Records from a data collection

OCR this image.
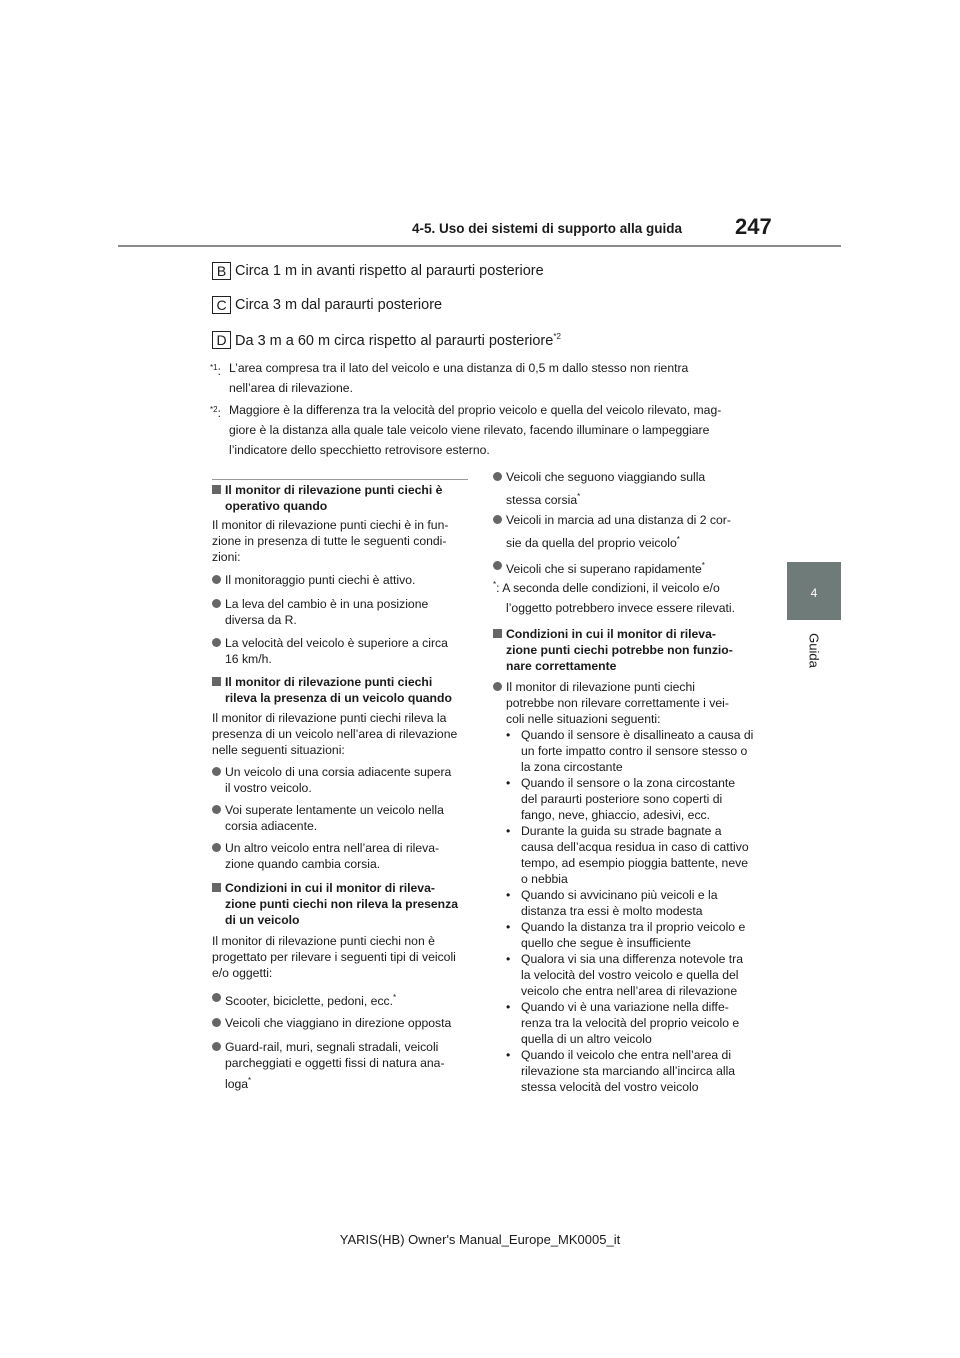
4-5. Uso dei sistemi di supporto alla guida 247
4
Guida
B Circa 1 m in avanti rispetto al paraurti posteriore
C Circa 3 m dal paraurti posteriore
D Da 3 m a 60 m circa rispetto al paraurti posteriore$^{*2}$
$^{*1}$: L’area compresa tra il lato del veicolo e una distanza di 0,5 m dallo stesso non rientra
nell’area di rilevazione.
$^{*2}$: Maggiore è la differenza tra la velocità del proprio veicolo e quella del veicolo rilevato, mag-
giore è la distanza alla quale tale veicolo viene rilevato, facendo illuminare o lampeggiare
l’indicatore dello specchietto retrovisore esterno.
Il monitor di rilevazione punti ciechi è
operativo quando
Il monitor di rilevazione punti ciechi è in fun-
zione in presenza di tutte le seguenti condi-
zioni:
Il monitoraggio punti ciechi è attivo.
La leva del cambio è in una posizione
diversa da R.
La velocità del veicolo è superiore a circa
16 km/h.
Il monitor di rilevazione punti ciechi
rileva la presenza di un veicolo quando
Il monitor di rilevazione punti ciechi rileva la
presenza di un veicolo nell’area di rilevazione
nelle seguenti situazioni:
Un veicolo di una corsia adiacente supera
il vostro veicolo.
Voi superate lentamente un veicolo nella
corsia adiacente.
Un altro veicolo entra nell’area di rileva-
zione quando cambia corsia.
Condizioni in cui il monitor di rileva-
zione punti ciechi non rileva la presenza
di un veicolo
Il monitor di rilevazione punti ciechi non è
progettato per rilevare i seguenti tipi di veicoli
e/o oggetti:
Scooter, biciclette, pedoni, ecc.*
Veicoli che viaggiano in direzione opposta
Guard-rail, muri, segnali stradali, veicoli
parcheggiati e oggetti fissi di natura ana-
loga*
Veicoli che seguono viaggiando sulla
stessa corsia*
Veicoli in marcia ad una distanza di 2 cor-
sie da quella del proprio veicolo*
Veicoli che si superano rapidamente*
*: A seconda delle condizioni, il veicolo e/o
l’oggetto potrebbero invece essere rilevati.
Condizioni in cui il monitor di rileva-
zione punti ciechi potrebbe non funzio-
nare correttamente
Il monitor di rilevazione punti ciechi
potrebbe non rilevare correttamente i vei-
coli nelle situazioni seguenti:
• Quando il sensore è disallineato a causa di
un forte impatto contro il sensore stesso o
la zona circostante
• Quando il sensore o la zona circostante
del paraurti posteriore sono coperti di
fango, neve, ghiaccio, adesivi, ecc.
• Durante la guida su strade bagnate a
causa dell’acqua residua in caso di cattivo
tempo, ad esempio pioggia battente, neve
o nebbia
• Quando si avvicinano più veicoli e la
distanza tra essi è molto modesta
• Quando la distanza tra il proprio veicolo e
quello che segue è insufficiente
• Qualora vi sia una differenza notevole tra
la velocità del vostro veicolo e quella del
veicolo che entra nell’area di rilevazione
• Quando vi è una variazione nella diffe-
renza tra la velocità del proprio veicolo e
quella di un altro veicolo
• Quando il veicolo che entra nell’area di
rilevazione sta marciando all’incirca alla
stessa velocità del vostro veicolo
YARIS(HB) Owner's Manual_Europe_MK0005_it
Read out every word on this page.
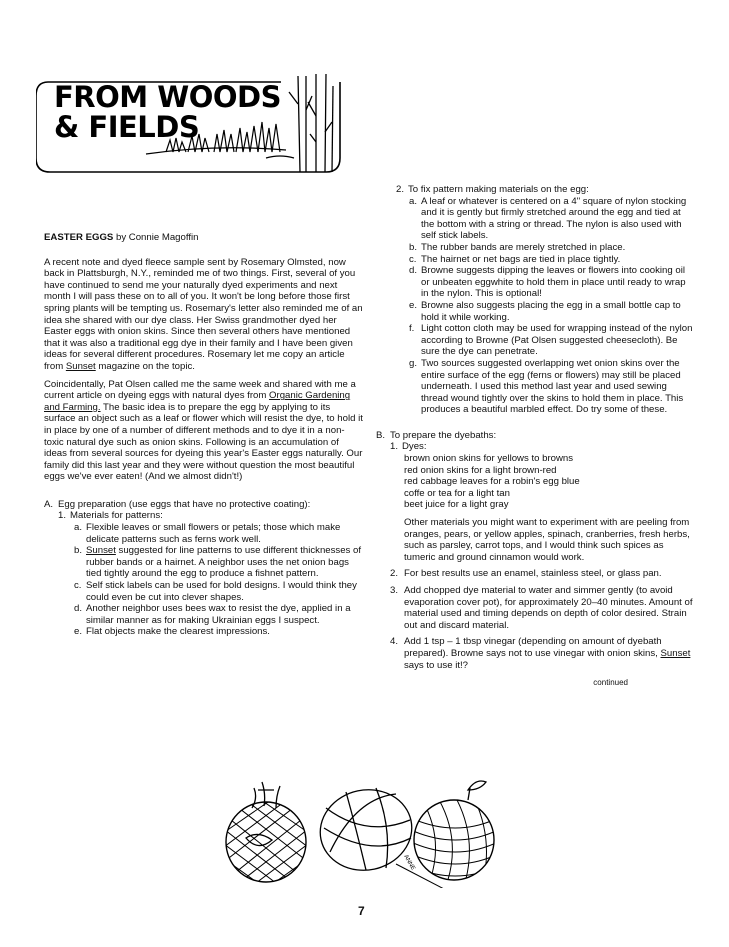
FROM WOODS
& FIELDS

EASTER EGGS by Connie Magoffin

A recent note and dyed fleece sample sent by Rosemary Olmsted, now back in Plattsburgh, N.Y., reminded me of two things. First, several of you have continued to send me your naturally dyed experiments and next month I will pass these on to all of you. It won't be long before those first spring plants will be tempting us. Rosemary's letter also reminded me of an idea she shared with our dye class. Her Swiss grandmother dyed her Easter eggs with onion skins. Since then several others have mentioned that it was also a traditional egg dye in their family and I have been given ideas for several different procedures. Rosemary let me copy an article from Sunset magazine on the topic.

Coincidentally, Pat Olsen called me the same week and shared with me a current article on dyeing eggs with natural dyes from Organic Gardening and Farming. The basic idea is to prepare the egg by applying to its surface an object such as a leaf or flower which will resist the dye, to hold it in place by one of a number of different methods and to dye it in a non-toxic natural dye such as onion skins. Following is an accumulation of ideas from several sources for dyeing this year's Easter eggs naturally. Our family did this last year and they were without question the most beautiful eggs we've ever eaten! (And we almost didn't!)

A. Egg preparation (use eggs that have no protective coating):
1. Materials for patterns:
a. Flexible leaves or small flowers or petals; those which make delicate patterns such as ferns work well.
b. Sunset suggested for line patterns to use different thicknesses of rubber bands or a hairnet. A neighbor uses the net onion bags tied tightly around the egg to produce a fishnet pattern.
c. Self stick labels can be used for bold designs. I would think they could even be cut into clever shapes.
d. Another neighbor uses bees wax to resist the dye, applied in a similar manner as for making Ukrainian eggs I suspect.
e. Flat objects make the clearest impressions.
2. To fix pattern making materials on the egg:
a. A leaf or whatever is centered on a 4" square of nylon stocking and it is gently but firmly stretched around the egg and tied at the bottom with a string or thread. The nylon is also used with self stick labels.
b. The rubber bands are merely stretched in place.
c. The hairnet or net bags are tied in place tightly.
d. Browne suggests dipping the leaves or flowers into cooking oil or unbeaten eggwhite to hold them in place until ready to wrap in the nylon. This is optional!
e. Browne also suggests placing the egg in a small bottle cap to hold it while working.
f. Light cotton cloth may be used for wrapping instead of the nylon according to Browne (Pat Olsen suggested cheesecloth). Be sure the dye can penetrate.
g. Two sources suggested overlapping wet onion skins over the entire surface of the egg (ferns or flowers) may still be placed underneath. I used this method last year and used sewing thread wound tightly over the skins to hold them in place. This produces a beautiful marbled effect. Do try some of these.
B. To prepare the dyebaths:
1. Dyes:
brown onion skins for yellows to browns
red onion skins for a light brown-red
red cabbage leaves for a robin's egg blue
coffe or tea for a light tan
beet juice for a light gray

Other materials you might want to experiment with are peeling from oranges, pears, or yellow apples, spinach, cranberries, fresh herbs, such as parsley, carrot tops, and I would think such spices as tumeric and ground cinnamon would work.

2. For best results use an enamel, stainless steel, or glass pan.
3. Add chopped dye material to water and simmer gently (to avoid evaporation cover pot), for approximately 20–40 minutes. Amount of material used and timing depends on depth of color desired. Strain out and discard material.
4. Add 1 tsp – 1 tbsp vinegar (depending on amount of dyebath prepared). Browne says not to use vinegar with onion skins, Sunset says to use it!?
continued
ANNE
7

Do this.
Pull out all lines containing "area".

Written solution.
$^{*1}$: L’area compresa tra il lato del veicolo e una distanza di 0,5 m dallo stesso non rientra
nell’area di rilevazione.
presenza di un veicolo nell’area di rilevazione
Un altro veicolo entra nell’area di rileva-
veicolo che entra nell’area di rilevazione
• Quando il veicolo che entra nell’area di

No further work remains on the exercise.